Work required: Leave out the pictures and repeat the rest of the material exactly.

Rows:
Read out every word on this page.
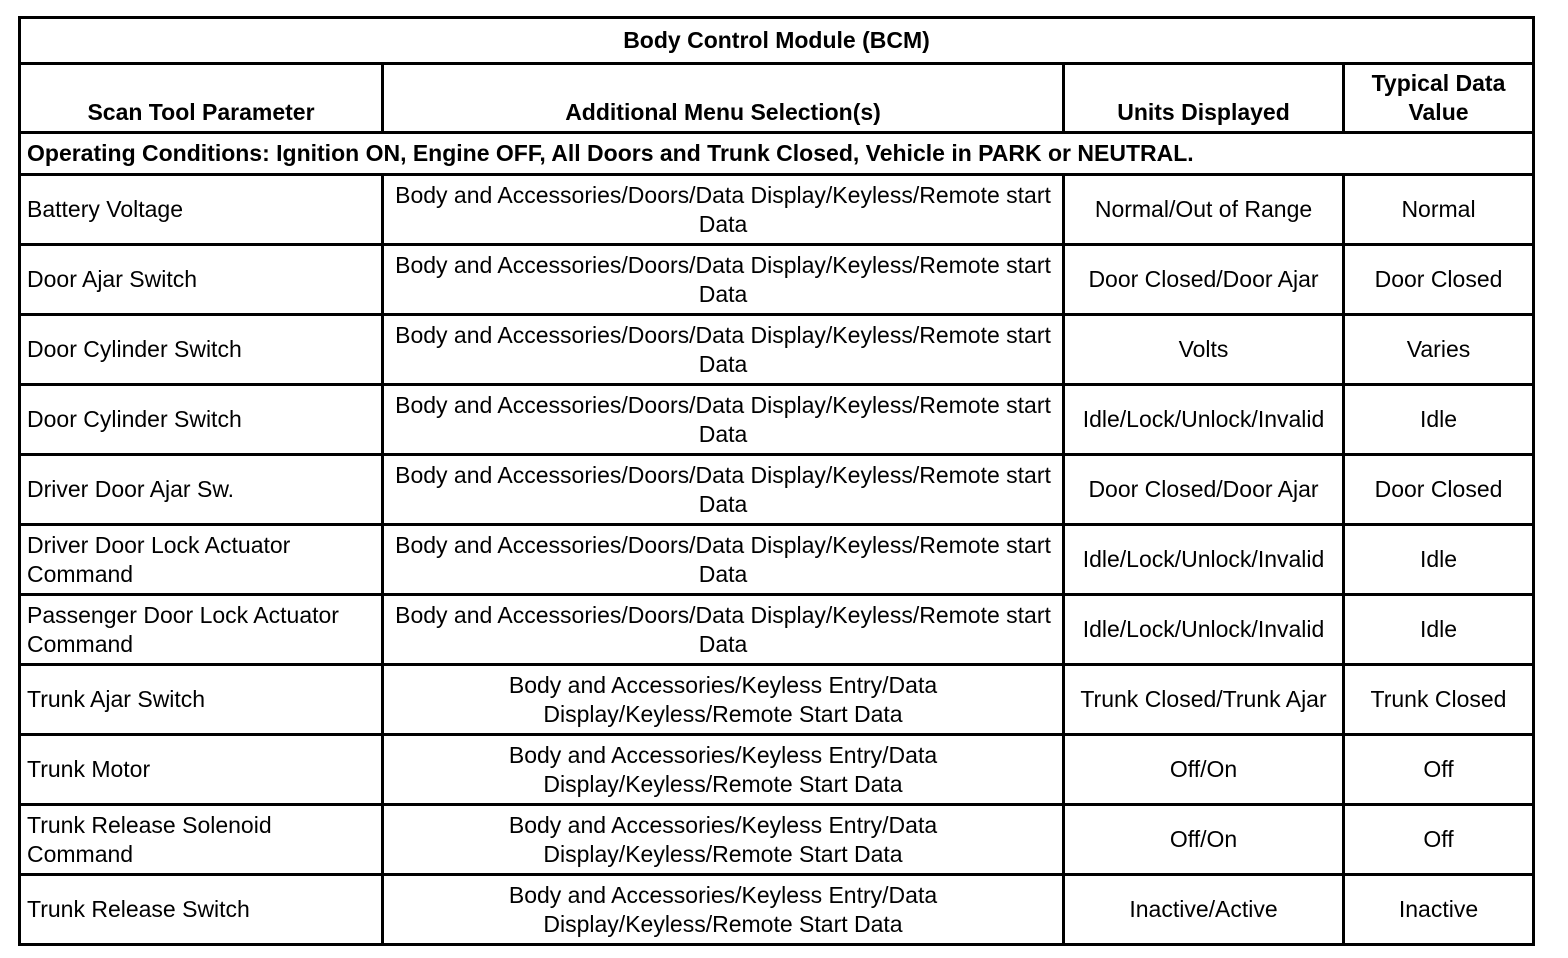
Body Control Module (BCM)			
Scan Tool Parameter	Additional Menu Selection(s)	Units Displayed	Typical Data Value
Operating Conditions: Ignition ON, Engine OFF, All Doors and Trunk Closed, Vehicle in PARK or NEUTRAL.			
Battery Voltage	Body and Accessories/Doors/Data Display/Keyless/Remote start Data	Normal/Out of Range	Normal
Door Ajar Switch	Body and Accessories/Doors/Data Display/Keyless/Remote start Data	Door Closed/Door Ajar	Door Closed
Door Cylinder Switch	Body and Accessories/Doors/Data Display/Keyless/Remote start Data	Volts	Varies
Door Cylinder Switch	Body and Accessories/Doors/Data Display/Keyless/Remote start Data	Idle/Lock/Unlock/Invalid	Idle
Driver Door Ajar Sw.	Body and Accessories/Doors/Data Display/Keyless/Remote start Data	Door Closed/Door Ajar	Door Closed
Driver Door Lock Actuator Command	Body and Accessories/Doors/Data Display/Keyless/Remote start Data	Idle/Lock/Unlock/Invalid	Idle
Passenger Door Lock Actuator Command	Body and Accessories/Doors/Data Display/Keyless/Remote start Data	Idle/Lock/Unlock/Invalid	Idle
Trunk Ajar Switch	Body and Accessories/Keyless Entry/Data Display/Keyless/Remote Start Data	Trunk Closed/Trunk Ajar	Trunk Closed
Trunk Motor	Body and Accessories/Keyless Entry/Data Display/Keyless/Remote Start Data	Off/On	Off
Trunk Release Solenoid Command	Body and Accessories/Keyless Entry/Data Display/Keyless/Remote Start Data	Off/On	Off
Trunk Release Switch	Body and Accessories/Keyless Entry/Data Display/Keyless/Remote Start Data	Inactive/Active	Inactive
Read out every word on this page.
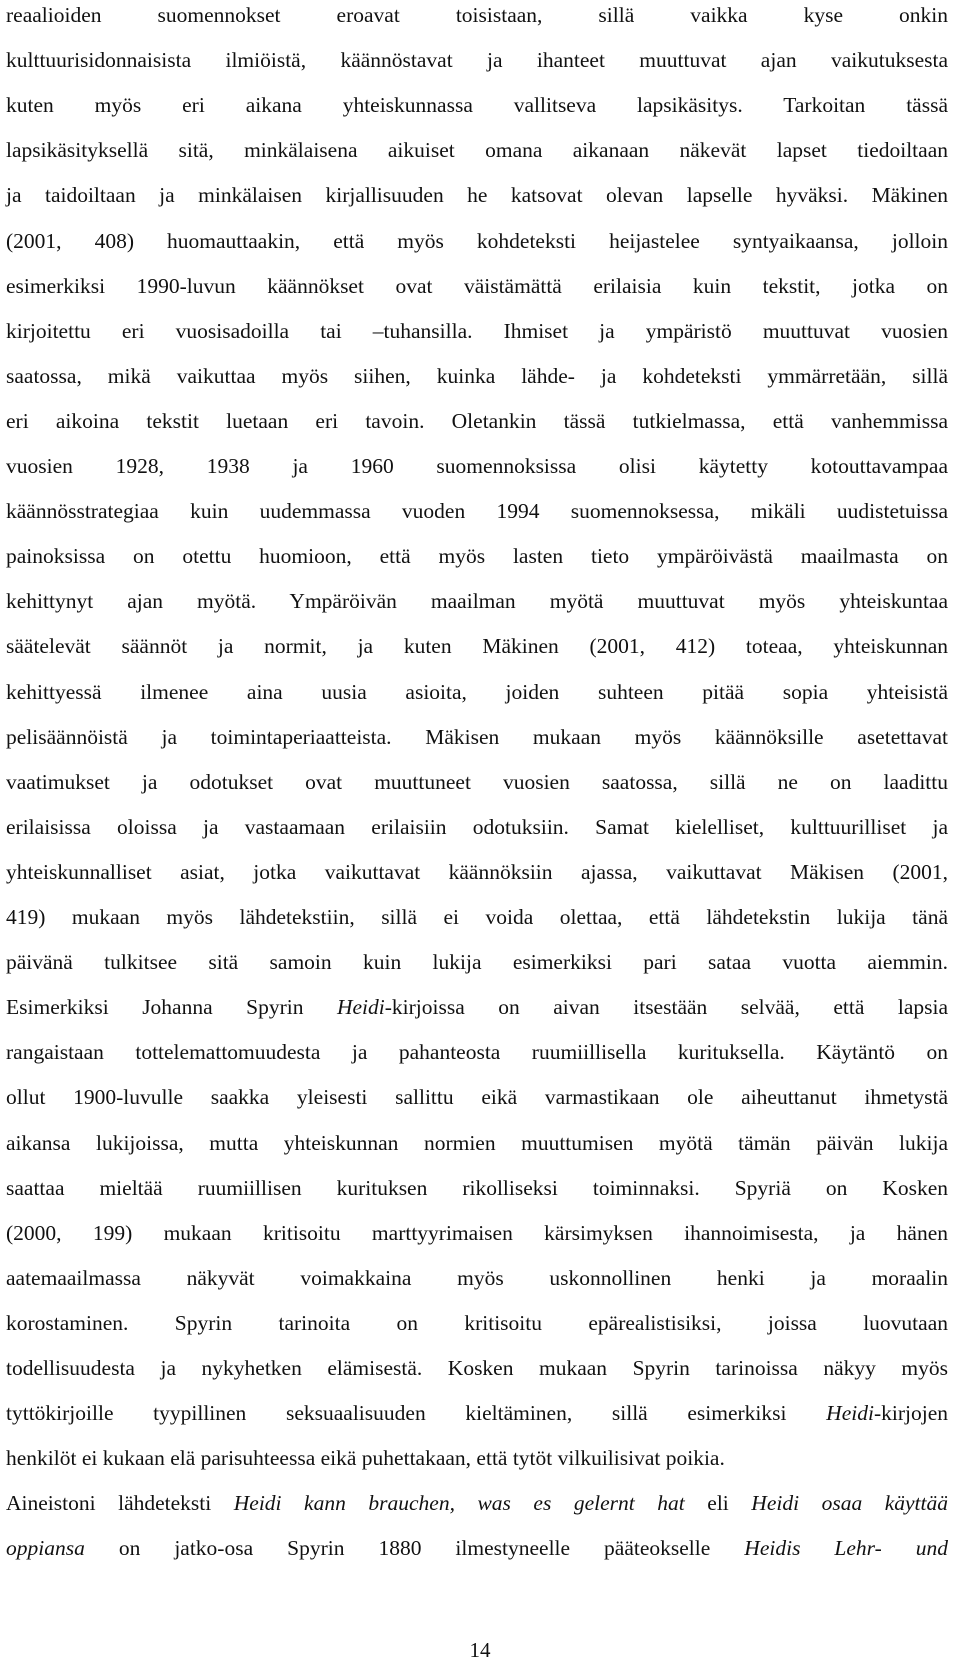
reaalioiden suomennokset eroavat toisistaan, sillä vaikka kyse onkin
kulttuurisidonnaisista ilmiöistä, käännöstavat ja ihanteet muuttuvat ajan vaikutuksesta
kuten myös eri aikana yhteiskunnassa vallitseva lapsikäsitys. Tarkoitan tässä
lapsikäsityksellä sitä, minkälaisena aikuiset omana aikanaan näkevät lapset tiedoiltaan
ja taidoiltaan ja minkälaisen kirjallisuuden he katsovat olevan lapselle hyväksi. Mäkinen
(2001, 408) huomauttaakin, että myös kohdeteksti heijastelee syntyaikaansa, jolloin
esimerkiksi 1990-luvun käännökset ovat väistämättä erilaisia kuin tekstit, jotka on
kirjoitettu eri vuosisadoilla tai –tuhansilla. Ihmiset ja ympäristö muuttuvat vuosien
saatossa, mikä vaikuttaa myös siihen, kuinka lähde- ja kohdeteksti ymmärretään, sillä
eri aikoina tekstit luetaan eri tavoin. Oletankin tässä tutkielmassa, että vanhemmissa
vuosien 1928, 1938 ja 1960 suomennoksissa olisi käytetty kotouttavampaa
käännösstrategiaa kuin uudemmassa vuoden 1994 suomennoksessa, mikäli uudistetuissa
painoksissa on otettu huomioon, että myös lasten tieto ympäröivästä maailmasta on
kehittynyt ajan myötä. Ympäröivän maailman myötä muuttuvat myös yhteiskuntaa
säätelevät säännöt ja normit, ja kuten Mäkinen (2001, 412) toteaa, yhteiskunnan
kehittyessä ilmenee aina uusia asioita, joiden suhteen pitää sopia yhteisistä
pelisäännöistä ja toimintaperiaatteista. Mäkisen mukaan myös käännöksille asetettavat
vaatimukset ja odotukset ovat muuttuneet vuosien saatossa, sillä ne on laadittu
erilaisissa oloissa ja vastaamaan erilaisiin odotuksiin. Samat kielelliset, kulttuurilliset ja
yhteiskunnalliset asiat, jotka vaikuttavat käännöksiin ajassa, vaikuttavat Mäkisen (2001,
419) mukaan myös lähdetekstiin, sillä ei voida olettaa, että lähdetekstin lukija tänä
päivänä tulkitsee sitä samoin kuin lukija esimerkiksi pari sataa vuotta aiemmin.
Esimerkiksi Johanna Spyrin Heidi-kirjoissa on aivan itsestään selvää, että lapsia
rangaistaan tottelemattomuudesta ja pahanteosta ruumiillisella kurituksella. Käytäntö on
ollut 1900-luvulle saakka yleisesti sallittu eikä varmastikaan ole aiheuttanut ihmetystä
aikansa lukijoissa, mutta yhteiskunnan normien muuttumisen myötä tämän päivän lukija
saattaa mieltää ruumiillisen kurituksen rikolliseksi toiminnaksi. Spyriä on Kosken
(2000, 199) mukaan kritisoitu marttyyrimaisen kärsimyksen ihannoimisesta, ja hänen
aatemaailmassa näkyvät voimakkaina myös uskonnollinen henki ja moraalin
korostaminen. Spyrin tarinoita on kritisoitu epärealistisiksi, joissa luovutaan
todellisuudesta ja nykyhetken elämisestä. Kosken mukaan Spyrin tarinoissa näkyy myös
tyttökirjoille tyypillinen seksuaalisuuden kieltäminen, sillä esimerkiksi Heidi-kirjojen
henkilöt ei kukaan elä parisuhteessa eikä puhettakaan, että tytöt vilkuilisivat poikia.
Aineistoni lähdeteksti Heidi kann brauchen, was es gelernt hat eli Heidi osaa käyttää
oppiansa on jatko-osa Spyrin 1880 ilmestyneelle pääteokselle Heidis Lehr- und
14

Answer in full:
Read out every word on this page.
Body Control Module (BCM)			
Scan Tool Parameter	Additional Menu Selection(s)	Units Displayed	Typical Data Value
Operating Conditions: Ignition ON, Engine OFF, All Doors and Trunk Closed, Vehicle in PARK or NEUTRAL.			
Battery Voltage	Body and Accessories/Doors/Data Display/Keyless/Remote start Data	Normal/Out of Range	Normal
Door Ajar Switch	Body and Accessories/Doors/Data Display/Keyless/Remote start Data	Door Closed/Door Ajar	Door Closed
Door Cylinder Switch	Body and Accessories/Doors/Data Display/Keyless/Remote start Data	Volts	Varies
Door Cylinder Switch	Body and Accessories/Doors/Data Display/Keyless/Remote start Data	Idle/Lock/Unlock/Invalid	Idle
Driver Door Ajar Sw.	Body and Accessories/Doors/Data Display/Keyless/Remote start Data	Door Closed/Door Ajar	Door Closed
Driver Door Lock Actuator Command	Body and Accessories/Doors/Data Display/Keyless/Remote start Data	Idle/Lock/Unlock/Invalid	Idle
Passenger Door Lock Actuator Command	Body and Accessories/Doors/Data Display/Keyless/Remote start Data	Idle/Lock/Unlock/Invalid	Idle
Trunk Ajar Switch	Body and Accessories/Keyless Entry/Data Display/Keyless/Remote Start Data	Trunk Closed/Trunk Ajar	Trunk Closed
Trunk Motor	Body and Accessories/Keyless Entry/Data Display/Keyless/Remote Start Data	Off/On	Off
Trunk Release Solenoid Command	Body and Accessories/Keyless Entry/Data Display/Keyless/Remote Start Data	Off/On	Off
Trunk Release Switch	Body and Accessories/Keyless Entry/Data Display/Keyless/Remote Start Data	Inactive/Active	Inactive
Read out every word on this page.
reaalioiden suomennokset eroavat toisistaan, sillä vaikka kyse onkin
kulttuurisidonnaisista ilmiöistä, käännöstavat ja ihanteet muuttuvat ajan vaikutuksesta
kuten myös eri aikana yhteiskunnassa vallitseva lapsikäsitys. Tarkoitan tässä
lapsikäsityksellä sitä, minkälaisena aikuiset omana aikanaan näkevät lapset tiedoiltaan
ja taidoiltaan ja minkälaisen kirjallisuuden he katsovat olevan lapselle hyväksi. Mäkinen
(2001, 408) huomauttaakin, että myös kohdeteksti heijastelee syntyaikaansa, jolloin
esimerkiksi 1990-luvun käännökset ovat väistämättä erilaisia kuin tekstit, jotka on
kirjoitettu eri vuosisadoilla tai –tuhansilla. Ihmiset ja ympäristö muuttuvat vuosien
saatossa, mikä vaikuttaa myös siihen, kuinka lähde- ja kohdeteksti ymmärretään, sillä
eri aikoina tekstit luetaan eri tavoin. Oletankin tässä tutkielmassa, että vanhemmissa
vuosien 1928, 1938 ja 1960 suomennoksissa olisi käytetty kotouttavampaa
käännösstrategiaa kuin uudemmassa vuoden 1994 suomennoksessa, mikäli uudistetuissa
painoksissa on otettu huomioon, että myös lasten tieto ympäröivästä maailmasta on
kehittynyt ajan myötä. Ympäröivän maailman myötä muuttuvat myös yhteiskuntaa
säätelevät säännöt ja normit, ja kuten Mäkinen (2001, 412) toteaa, yhteiskunnan
kehittyessä ilmenee aina uusia asioita, joiden suhteen pitää sopia yhteisistä
pelisäännöistä ja toimintaperiaatteista. Mäkisen mukaan myös käännöksille asetettavat
vaatimukset ja odotukset ovat muuttuneet vuosien saatossa, sillä ne on laadittu
erilaisissa oloissa ja vastaamaan erilaisiin odotuksiin. Samat kielelliset, kulttuurilliset ja
yhteiskunnalliset asiat, jotka vaikuttavat käännöksiin ajassa, vaikuttavat Mäkisen (2001,
419) mukaan myös lähdetekstiin, sillä ei voida olettaa, että lähdetekstin lukija tänä
päivänä tulkitsee sitä samoin kuin lukija esimerkiksi pari sataa vuotta aiemmin.
Esimerkiksi Johanna Spyrin Heidi-kirjoissa on aivan itsestään selvää, että lapsia
rangaistaan tottelemattomuudesta ja pahanteosta ruumiillisella kurituksella. Käytäntö on
ollut 1900-luvulle saakka yleisesti sallittu eikä varmastikaan ole aiheuttanut ihmetystä
aikansa lukijoissa, mutta yhteiskunnan normien muuttumisen myötä tämän päivän lukija
saattaa mieltää ruumiillisen kurituksen rikolliseksi toiminnaksi. Spyriä on Kosken
(2000, 199) mukaan kritisoitu marttyyrimaisen kärsimyksen ihannoimisesta, ja hänen
aatemaailmassa näkyvät voimakkaina myös uskonnollinen henki ja moraalin
korostaminen. Spyrin tarinoita on kritisoitu epärealistisiksi, joissa luovutaan
todellisuudesta ja nykyhetken elämisestä. Kosken mukaan Spyrin tarinoissa näkyy myös
tyttökirjoille tyypillinen seksuaalisuuden kieltäminen, sillä esimerkiksi Heidi-kirjojen
henkilöt ei kukaan elä parisuhteessa eikä puhettakaan, että tytöt vilkuilisivat poikia.
Aineistoni lähdeteksti Heidi kann brauchen, was es gelernt hat eli Heidi osaa käyttää
oppiansa on jatko-osa Spyrin 1880 ilmestyneelle pääteokselle Heidis Lehr- und
14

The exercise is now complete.